> **Aim of the exercise**
Locate the word "bawah" in the data below, then copy every line that holds it.

> **Collected data**
########################################
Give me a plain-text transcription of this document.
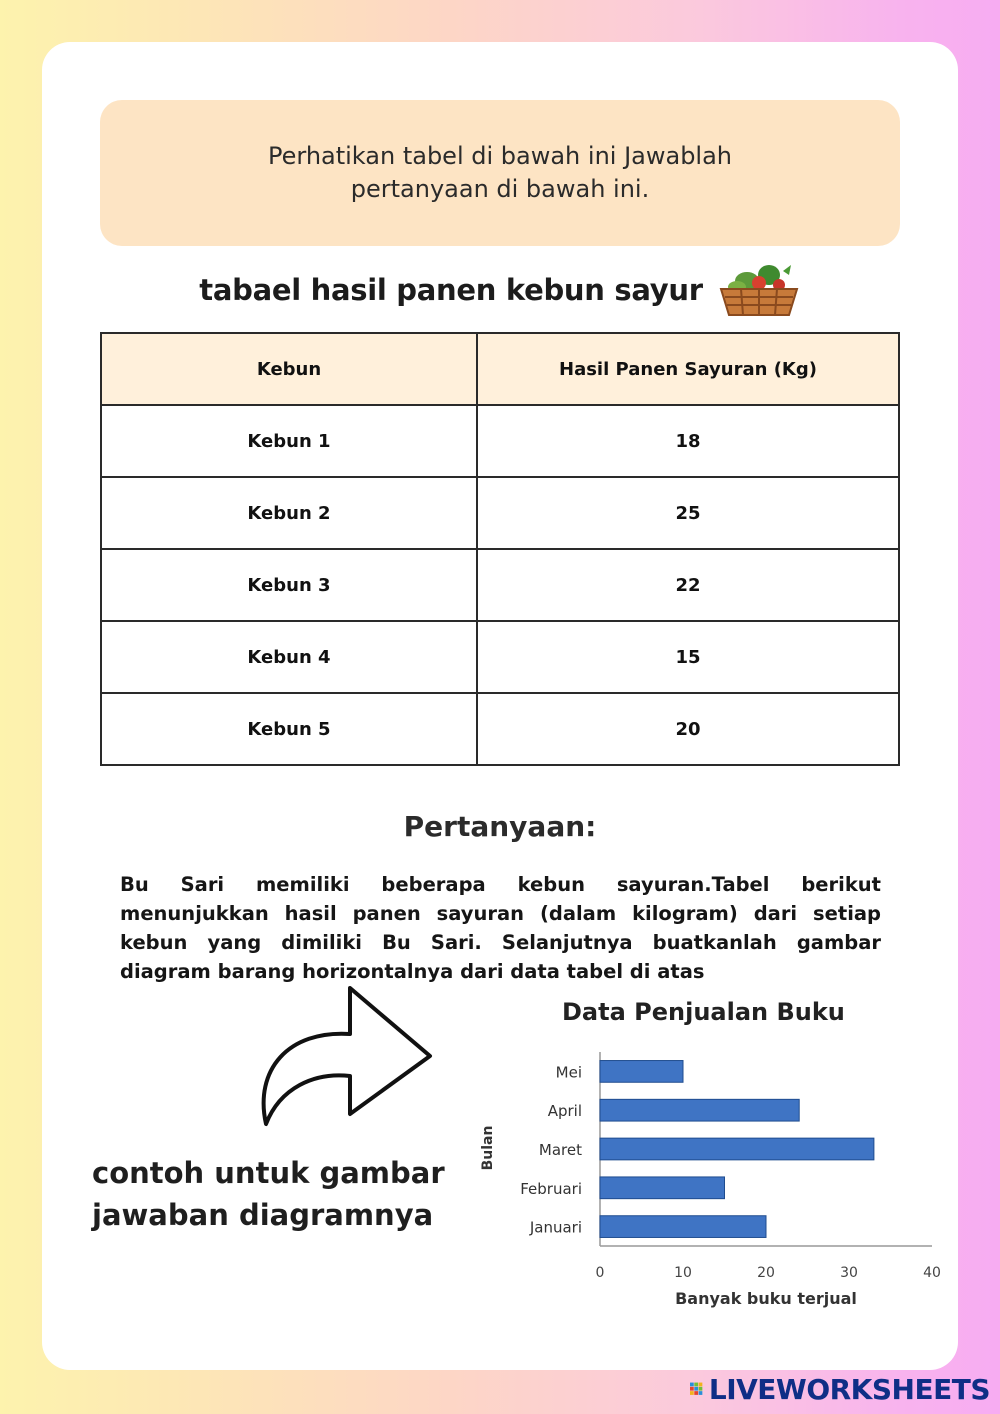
Perhatikan tabel di bawah ini Jawablah
pertanyaan di bawah ini.
tabael hasil panen kebun sayur
Kebun	Hasil Panen Sayuran (Kg)
Kebun 1	18
Kebun 2	25
Kebun 3	22
Kebun 4	15
Kebun 5	20
Pertanyaan:
Bu Sari memiliki beberapa kebun sayuran.Tabel berikut menunjukkan hasil panen sayuran (dalam kilogram) dari setiap kebun yang dimiliki Bu Sari. Selanjutnya buatkanlah gambar diagram barang horizontalnya dari data tabel di atas
contoh untuk gambar
jawaban diagramnya
Data Penjualan Buku
Mei
April
Maret
Februari
Januari
0	10	20	30	40
Bulan
Banyak buku terjual
LIVEWORKSHEETS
########################################
> **Full solution**
Perhatikan tabel di bawah ini Jawablah
pertanyaan di bawah ini.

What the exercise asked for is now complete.